**Data for this task**
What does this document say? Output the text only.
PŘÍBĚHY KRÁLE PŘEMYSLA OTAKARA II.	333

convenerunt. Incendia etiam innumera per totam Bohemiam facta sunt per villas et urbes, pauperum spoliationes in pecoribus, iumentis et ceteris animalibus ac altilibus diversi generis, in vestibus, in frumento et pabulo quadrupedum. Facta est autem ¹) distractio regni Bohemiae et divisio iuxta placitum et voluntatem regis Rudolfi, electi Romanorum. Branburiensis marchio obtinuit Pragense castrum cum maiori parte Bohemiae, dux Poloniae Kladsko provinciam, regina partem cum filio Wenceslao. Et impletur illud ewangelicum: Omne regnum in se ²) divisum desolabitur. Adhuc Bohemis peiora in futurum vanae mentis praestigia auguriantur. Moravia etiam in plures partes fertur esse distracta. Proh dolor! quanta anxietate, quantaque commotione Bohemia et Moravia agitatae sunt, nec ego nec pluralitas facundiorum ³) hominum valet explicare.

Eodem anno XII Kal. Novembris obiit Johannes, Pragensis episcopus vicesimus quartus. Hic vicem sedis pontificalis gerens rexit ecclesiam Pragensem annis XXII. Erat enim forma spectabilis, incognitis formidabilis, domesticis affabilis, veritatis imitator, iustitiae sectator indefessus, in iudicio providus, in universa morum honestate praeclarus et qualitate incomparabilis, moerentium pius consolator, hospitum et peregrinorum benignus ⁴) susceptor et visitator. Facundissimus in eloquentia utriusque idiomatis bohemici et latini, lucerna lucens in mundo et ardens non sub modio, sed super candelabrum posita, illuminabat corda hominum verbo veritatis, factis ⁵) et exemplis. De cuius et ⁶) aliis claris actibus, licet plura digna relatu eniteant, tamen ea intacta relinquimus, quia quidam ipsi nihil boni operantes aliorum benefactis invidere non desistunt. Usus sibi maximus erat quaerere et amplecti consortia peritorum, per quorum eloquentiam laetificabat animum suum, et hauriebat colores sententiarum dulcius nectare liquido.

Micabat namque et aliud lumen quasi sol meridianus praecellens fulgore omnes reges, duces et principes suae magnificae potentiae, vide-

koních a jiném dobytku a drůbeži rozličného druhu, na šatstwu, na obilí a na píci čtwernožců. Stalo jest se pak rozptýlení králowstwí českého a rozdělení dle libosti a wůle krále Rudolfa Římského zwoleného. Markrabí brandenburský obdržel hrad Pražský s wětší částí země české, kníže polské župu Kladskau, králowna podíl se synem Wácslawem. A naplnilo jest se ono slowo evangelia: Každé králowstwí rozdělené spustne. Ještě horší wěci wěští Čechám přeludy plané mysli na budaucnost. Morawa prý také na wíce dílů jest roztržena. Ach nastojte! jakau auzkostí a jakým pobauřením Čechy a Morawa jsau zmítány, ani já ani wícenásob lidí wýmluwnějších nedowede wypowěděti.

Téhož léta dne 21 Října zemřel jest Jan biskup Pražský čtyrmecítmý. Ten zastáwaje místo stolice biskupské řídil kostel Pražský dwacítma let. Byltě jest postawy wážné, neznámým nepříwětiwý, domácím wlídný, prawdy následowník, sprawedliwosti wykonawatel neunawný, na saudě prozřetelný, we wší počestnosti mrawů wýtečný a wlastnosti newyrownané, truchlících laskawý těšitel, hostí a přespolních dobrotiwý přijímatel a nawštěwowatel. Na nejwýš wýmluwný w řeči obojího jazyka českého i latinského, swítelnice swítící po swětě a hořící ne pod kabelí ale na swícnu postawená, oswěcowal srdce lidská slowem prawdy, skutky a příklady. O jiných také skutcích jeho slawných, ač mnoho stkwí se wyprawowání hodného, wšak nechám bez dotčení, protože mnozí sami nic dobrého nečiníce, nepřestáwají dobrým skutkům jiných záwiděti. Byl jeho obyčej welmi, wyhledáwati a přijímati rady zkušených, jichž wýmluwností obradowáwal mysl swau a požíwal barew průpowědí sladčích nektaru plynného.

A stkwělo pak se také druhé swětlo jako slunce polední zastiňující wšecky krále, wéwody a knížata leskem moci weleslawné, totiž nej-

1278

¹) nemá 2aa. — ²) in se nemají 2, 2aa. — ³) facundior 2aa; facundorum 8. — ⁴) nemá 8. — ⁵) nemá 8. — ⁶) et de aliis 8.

**Goal**
All of the entries above must be quoted exactly.

**Output**
What does this document say? Output the text only.
PŘÍBĚHY KRÁLE PŘEMYSLA OTAKARA II.	333

convenerunt. Incendia etiam innumera per totam Bohemiam facta sunt per villas et urbes, pauperum spoliationes in pecoribus, iumentis et ceteris animalibus ac altilibus diversi generis, in vestibus, in frumento et pabulo quadrupedum. Facta est autem ¹) distractio regni Bohemiae et divisio iuxta placitum et voluntatem regis Rudolfi, electi Romanorum. Branburiensis marchio obtinuit Pragense castrum cum maiori parte Bohemiae, dux Poloniae Kladsko provinciam, regina partem cum filio Wenceslao. Et impletur illud ewangelicum: Omne regnum in se ²) divisum desolabitur. Adhuc Bohemis peiora in futurum vanae mentis praestigia auguriantur. Moravia etiam in plures partes fertur esse distracta. Proh dolor! quanta anxietate, quantaque commotione Bohemia et Moravia agitatae sunt, nec ego nec pluralitas facundiorum ³) hominum valet explicare.

Eodem anno XII Kal. Novembris obiit Johannes, Pragensis episcopus vicesimus quartus. Hic vicem sedis pontificalis gerens rexit ecclesiam Pragensem annis XXII. Erat enim forma spectabilis, incognitis formidabilis, domesticis affabilis, veritatis imitator, iustitiae sectator indefessus, in iudicio providus, in universa morum honestate praeclarus et qualitate incomparabilis, moerentium pius consolator, hospitum et peregrinorum benignus ⁴) susceptor et visitator. Facundissimus in eloquentia utriusque idiomatis bohemici et latini, lucerna lucens in mundo et ardens non sub modio, sed super candelabrum posita, illuminabat corda hominum verbo veritatis, factis ⁵) et exemplis. De cuius et ⁶) aliis claris actibus, licet plura digna relatu eniteant, tamen ea intacta relinquimus, quia quidam ipsi nihil boni operantes aliorum benefactis invidere non desistunt. Usus sibi maximus erat quaerere et amplecti consortia peritorum, per quorum eloquentiam laetificabat animum suum, et hauriebat colores sententiarum dulcius nectare liquido.

Micabat namque et aliud lumen quasi sol meridianus praecellens fulgore omnes reges, duces et principes suae magnificae potentiae, vide-

koních a jiném dobytku a drůbeži rozličného druhu, na šatstwu, na obilí a na píci čtwernožců. Stalo jest se pak rozptýlení králowstwí českého a rozdělení dle libosti a wůle krále Rudolfa Římského zwoleného. Markrabí brandenburský obdržel hrad Pražský s wětší částí země české, kníže polské župu Kladskau, králowna podíl se synem Wácslawem. A naplnilo jest se ono slowo evangelia: Každé králowstwí rozdělené spustne. Ještě horší wěci wěští Čechám přeludy plané mysli na budaucnost. Morawa prý také na wíce dílů jest roztržena. Ach nastojte! jakau auzkostí a jakým pobauřením Čechy a Morawa jsau zmítány, ani já ani wícenásob lidí wýmluwnějších nedowede wypowěděti.

Téhož léta dne 21 Října zemřel jest Jan biskup Pražský čtyrmecítmý. Ten zastáwaje místo stolice biskupské řídil kostel Pražský dwacítma let. Byltě jest postawy wážné, neznámým nepříwětiwý, domácím wlídný, prawdy následowník, sprawedliwosti wykonawatel neunawný, na saudě prozřetelný, we wší počestnosti mrawů wýtečný a wlastnosti newyrownané, truchlících laskawý těšitel, hostí a přespolních dobrotiwý přijímatel a nawštěwowatel. Na nejwýš wýmluwný w řeči obojího jazyka českého i latinského, swítelnice swítící po swětě a hořící ne pod kabelí ale na swícnu postawená, oswěcowal srdce lidská slowem prawdy, skutky a příklady. O jiných také skutcích jeho slawných, ač mnoho stkwí se wyprawowání hodného, wšak nechám bez dotčení, protože mnozí sami nic dobrého nečiníce, nepřestáwají dobrým skutkům jiných záwiděti. Byl jeho obyčej welmi, wyhledáwati a přijímati rady zkušených, jichž wýmluwností obradowáwal mysl swau a požíwal barew průpowědí sladčích nektaru plynného.

A stkwělo pak se také druhé swětlo jako slunce polední zastiňující wšecky krále, wéwody a knížata leskem moci weleslawné, totiž nej-

1278

¹) nemá 2aa. — ²) in se nemají 2, 2aa. — ³) facundior 2aa; facundorum 8. — ⁴) nemá 8. — ⁵) nemá 8. — ⁶) et de aliis 8.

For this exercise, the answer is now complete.